Some records
+---+
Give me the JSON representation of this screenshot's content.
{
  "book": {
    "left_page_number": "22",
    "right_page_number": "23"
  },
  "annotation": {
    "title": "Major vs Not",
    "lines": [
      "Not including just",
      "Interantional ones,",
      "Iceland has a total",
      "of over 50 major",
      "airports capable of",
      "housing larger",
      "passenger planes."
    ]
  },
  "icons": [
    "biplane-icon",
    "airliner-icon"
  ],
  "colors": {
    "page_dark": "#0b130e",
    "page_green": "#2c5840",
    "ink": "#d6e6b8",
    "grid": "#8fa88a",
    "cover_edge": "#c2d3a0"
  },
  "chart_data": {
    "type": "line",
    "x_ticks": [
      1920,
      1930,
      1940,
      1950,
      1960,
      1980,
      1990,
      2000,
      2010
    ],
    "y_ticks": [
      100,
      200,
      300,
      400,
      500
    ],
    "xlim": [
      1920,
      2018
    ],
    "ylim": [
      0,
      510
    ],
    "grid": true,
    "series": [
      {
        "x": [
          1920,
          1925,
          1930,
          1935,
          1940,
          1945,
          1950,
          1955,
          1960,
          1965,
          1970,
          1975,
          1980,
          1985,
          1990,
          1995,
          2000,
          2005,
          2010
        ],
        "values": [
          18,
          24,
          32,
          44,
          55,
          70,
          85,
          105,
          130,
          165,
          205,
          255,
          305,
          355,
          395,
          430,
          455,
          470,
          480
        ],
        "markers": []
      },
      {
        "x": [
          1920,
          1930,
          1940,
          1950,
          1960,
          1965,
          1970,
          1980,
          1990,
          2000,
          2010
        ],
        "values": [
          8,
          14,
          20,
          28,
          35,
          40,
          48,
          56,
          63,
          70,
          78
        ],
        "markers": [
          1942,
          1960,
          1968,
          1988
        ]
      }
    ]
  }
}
+---+
# Problem to solve
Make an exact copy of the listing, including every line.

# Answer to the problem
Give me the JSON representation of this screenshot's content.
{
  "book": {
    "left_page_number": "22",
    "right_page_number": "23"
  },
  "annotation": {
    "title": "Major vs Not",
    "lines": [
      "Not including just",
      "Interantional ones,",
      "Iceland has a total",
      "of over 50 major",
      "airports capable of",
      "housing larger",
      "passenger planes."
    ]
  },
  "icons": [
    "biplane-icon",
    "airliner-icon"
  ],
  "colors": {
    "page_dark": "#0b130e",
    "page_green": "#2c5840",
    "ink": "#d6e6b8",
    "grid": "#8fa88a",
    "cover_edge": "#c2d3a0"
  },
  "chart_data": {
    "type": "line",
    "x_ticks": [
      1920,
      1930,
      1940,
      1950,
      1960,
      1980,
      1990,
      2000,
      2010
    ],
    "y_ticks": [
      100,
      200,
      300,
      400,
      500
    ],
    "xlim": [
      1920,
      2018
    ],
    "ylim": [
      0,
      510
    ],
    "grid": true,
    "series": [
      {
        "x": [
          1920,
          1925,
          1930,
          1935,
          1940,
          1945,
          1950,
          1955,
          1960,
          1965,
          1970,
          1975,
          1980,
          1985,
          1990,
          1995,
          2000,
          2005,
          2010
        ],
        "values": [
          18,
          24,
          32,
          44,
          55,
          70,
          85,
          105,
          130,
          165,
          205,
          255,
          305,
          355,
          395,
          430,
          455,
          470,
          480
        ],
        "markers": []
      },
      {
        "x": [
          1920,
          1930,
          1940,
          1950,
          1960,
          1965,
          1970,
          1980,
          1990,
          2000,
          2010
        ],
        "values": [
          8,
          14,
          20,
          28,
          35,
          40,
          48,
          56,
          63,
          70,
          78
        ],
        "markers": [
          1942,
          1960,
          1968,
          1988
        ]
      }
    ]
  }
}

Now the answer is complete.